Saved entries
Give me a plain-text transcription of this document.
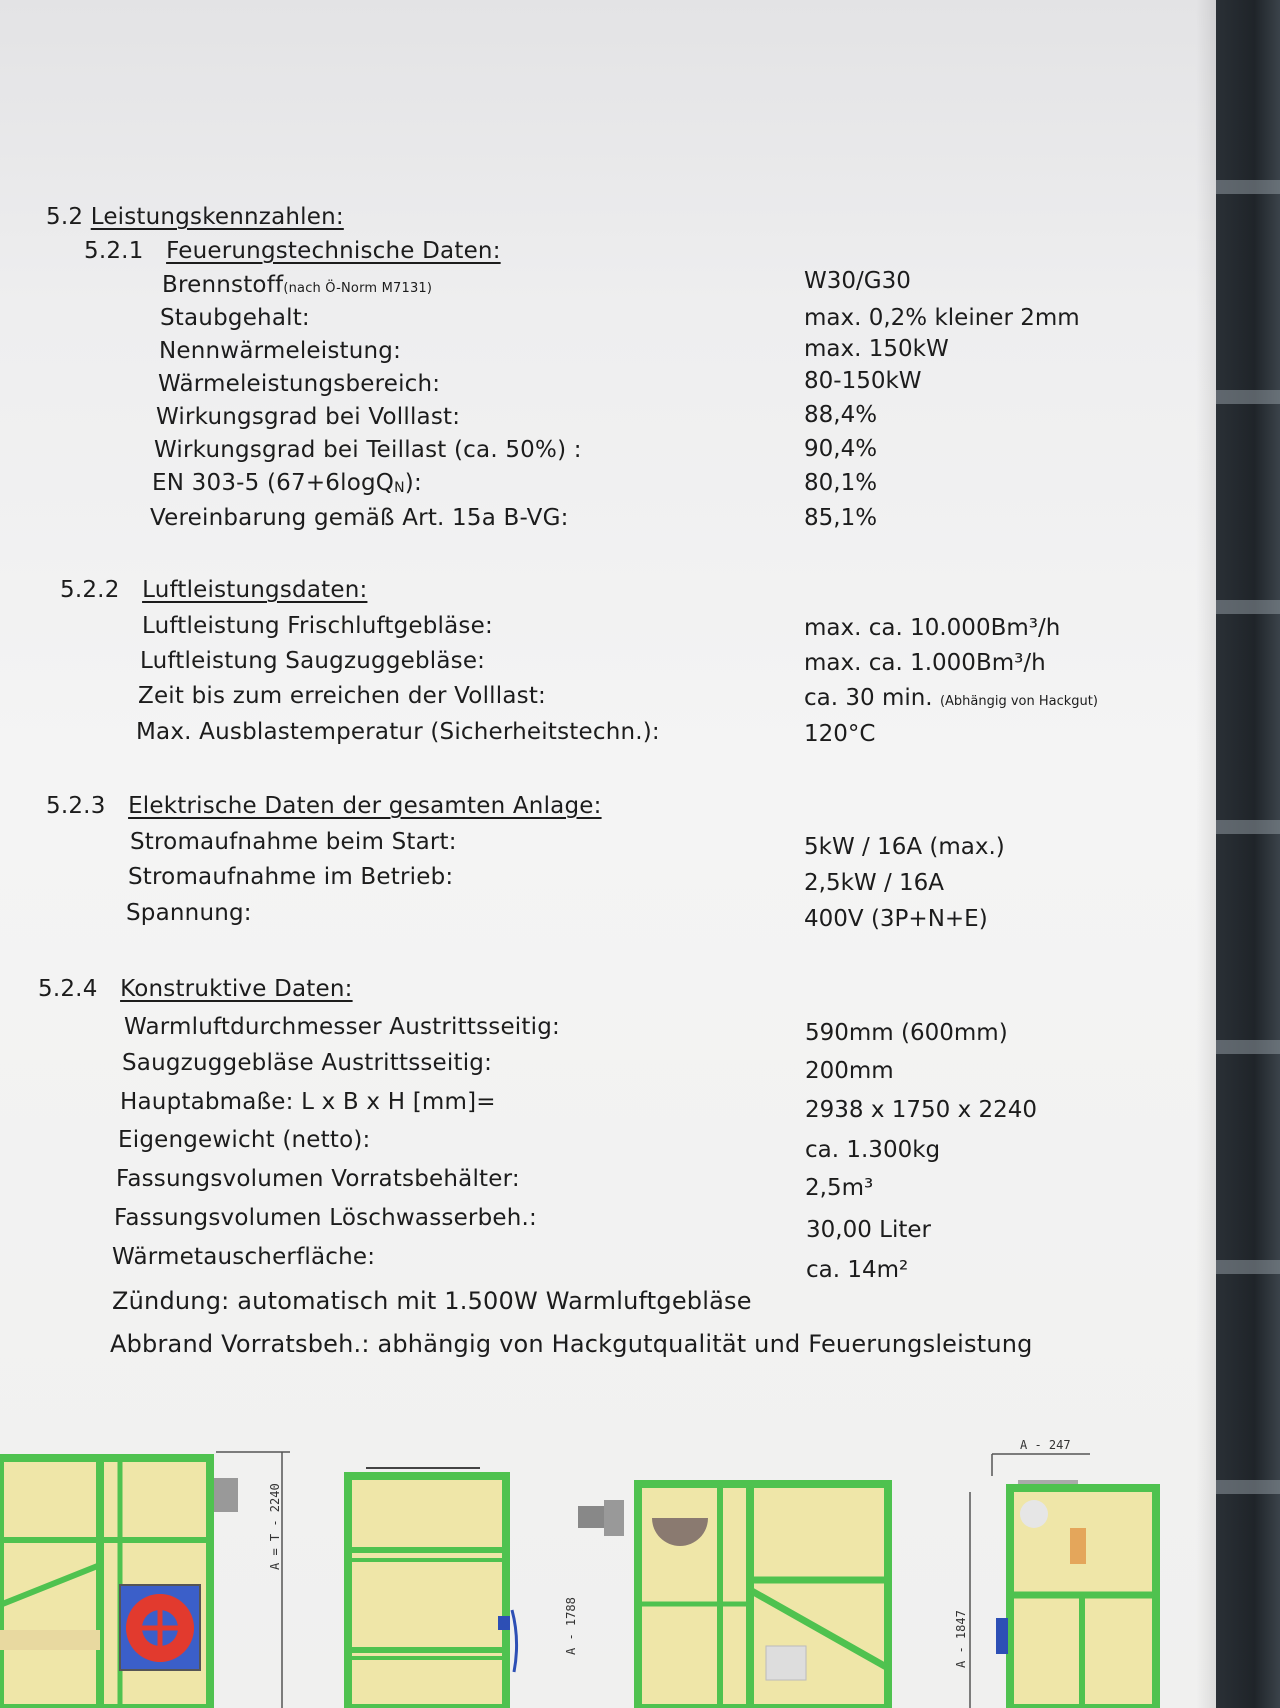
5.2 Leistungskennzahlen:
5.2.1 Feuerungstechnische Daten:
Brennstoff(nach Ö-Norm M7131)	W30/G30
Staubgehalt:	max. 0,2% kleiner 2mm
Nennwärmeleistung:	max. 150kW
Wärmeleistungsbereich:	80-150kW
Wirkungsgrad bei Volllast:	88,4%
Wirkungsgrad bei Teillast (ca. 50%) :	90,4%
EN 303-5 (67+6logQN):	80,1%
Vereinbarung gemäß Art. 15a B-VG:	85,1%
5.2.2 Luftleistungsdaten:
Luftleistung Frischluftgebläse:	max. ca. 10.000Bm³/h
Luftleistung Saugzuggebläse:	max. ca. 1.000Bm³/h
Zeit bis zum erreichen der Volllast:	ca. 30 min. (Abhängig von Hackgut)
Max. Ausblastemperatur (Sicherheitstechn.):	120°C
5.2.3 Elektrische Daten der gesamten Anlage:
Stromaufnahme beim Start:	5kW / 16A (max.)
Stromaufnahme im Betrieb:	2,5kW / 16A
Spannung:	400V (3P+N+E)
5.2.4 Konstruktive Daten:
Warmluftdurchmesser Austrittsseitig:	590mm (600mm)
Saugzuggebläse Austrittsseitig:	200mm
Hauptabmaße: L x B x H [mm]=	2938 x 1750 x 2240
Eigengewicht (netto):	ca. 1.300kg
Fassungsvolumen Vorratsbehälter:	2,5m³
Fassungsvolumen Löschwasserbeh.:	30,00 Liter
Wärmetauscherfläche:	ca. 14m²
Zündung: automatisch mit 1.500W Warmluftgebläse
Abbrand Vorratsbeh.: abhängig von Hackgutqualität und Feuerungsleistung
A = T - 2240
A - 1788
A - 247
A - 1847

Given request> Omit the pictures, then output the rest of the listing exactly.

Written answer>
Give me a plain-text transcription of this document.
5.2 Leistungskennzahlen:
5.2.1 Feuerungstechnische Daten:
Brennstoff(nach Ö-Norm M7131)	W30/G30
Staubgehalt:	max. 0,2% kleiner 2mm
Nennwärmeleistung:	max. 150kW
Wärmeleistungsbereich:	80-150kW
Wirkungsgrad bei Volllast:	88,4%
Wirkungsgrad bei Teillast (ca. 50%) :	90,4%
EN 303-5 (67+6logQN):	80,1%
Vereinbarung gemäß Art. 15a B-VG:	85,1%
5.2.2 Luftleistungsdaten:
Luftleistung Frischluftgebläse:	max. ca. 10.000Bm³/h
Luftleistung Saugzuggebläse:	max. ca. 1.000Bm³/h
Zeit bis zum erreichen der Volllast:	ca. 30 min. (Abhängig von Hackgut)
Max. Ausblastemperatur (Sicherheitstechn.):	120°C
5.2.3 Elektrische Daten der gesamten Anlage:
Stromaufnahme beim Start:	5kW / 16A (max.)
Stromaufnahme im Betrieb:	2,5kW / 16A
Spannung:	400V (3P+N+E)
5.2.4 Konstruktive Daten:
Warmluftdurchmesser Austrittsseitig:	590mm (600mm)
Saugzuggebläse Austrittsseitig:	200mm
Hauptabmaße: L x B x H [mm]=	2938 x 1750 x 2240
Eigengewicht (netto):	ca. 1.300kg
Fassungsvolumen Vorratsbehälter:	2,5m³
Fassungsvolumen Löschwasserbeh.:	30,00 Liter
Wärmetauscherfläche:	ca. 14m²
Zündung: automatisch mit 1.500W Warmluftgebläse
Abbrand Vorratsbeh.: abhängig von Hackgutqualität und Feuerungsleistung
A = T - 2240
A - 1788
A - 247
A - 1847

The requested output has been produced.